» Written problem:
Comb through the entries for "time" and pull out each line that holds it.

☆ ☆ ☆ ☆

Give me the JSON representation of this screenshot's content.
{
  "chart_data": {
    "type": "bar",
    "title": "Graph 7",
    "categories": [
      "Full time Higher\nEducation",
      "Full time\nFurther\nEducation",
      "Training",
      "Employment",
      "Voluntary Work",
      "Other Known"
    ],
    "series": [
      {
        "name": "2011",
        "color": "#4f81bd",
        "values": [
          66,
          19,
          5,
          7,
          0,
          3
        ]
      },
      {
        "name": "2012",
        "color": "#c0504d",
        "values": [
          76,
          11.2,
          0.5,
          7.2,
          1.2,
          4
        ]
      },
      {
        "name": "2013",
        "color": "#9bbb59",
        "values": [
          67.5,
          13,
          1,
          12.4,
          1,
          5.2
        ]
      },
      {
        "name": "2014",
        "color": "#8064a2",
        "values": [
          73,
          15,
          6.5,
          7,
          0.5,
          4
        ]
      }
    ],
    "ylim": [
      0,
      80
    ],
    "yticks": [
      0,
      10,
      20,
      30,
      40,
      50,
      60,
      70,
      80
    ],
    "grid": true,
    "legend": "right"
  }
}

☆ ☆ ☆ ☆

» Solution to this problem:
      "Full time Higher\nEducation",
      "Full time\nFurther\nEducation",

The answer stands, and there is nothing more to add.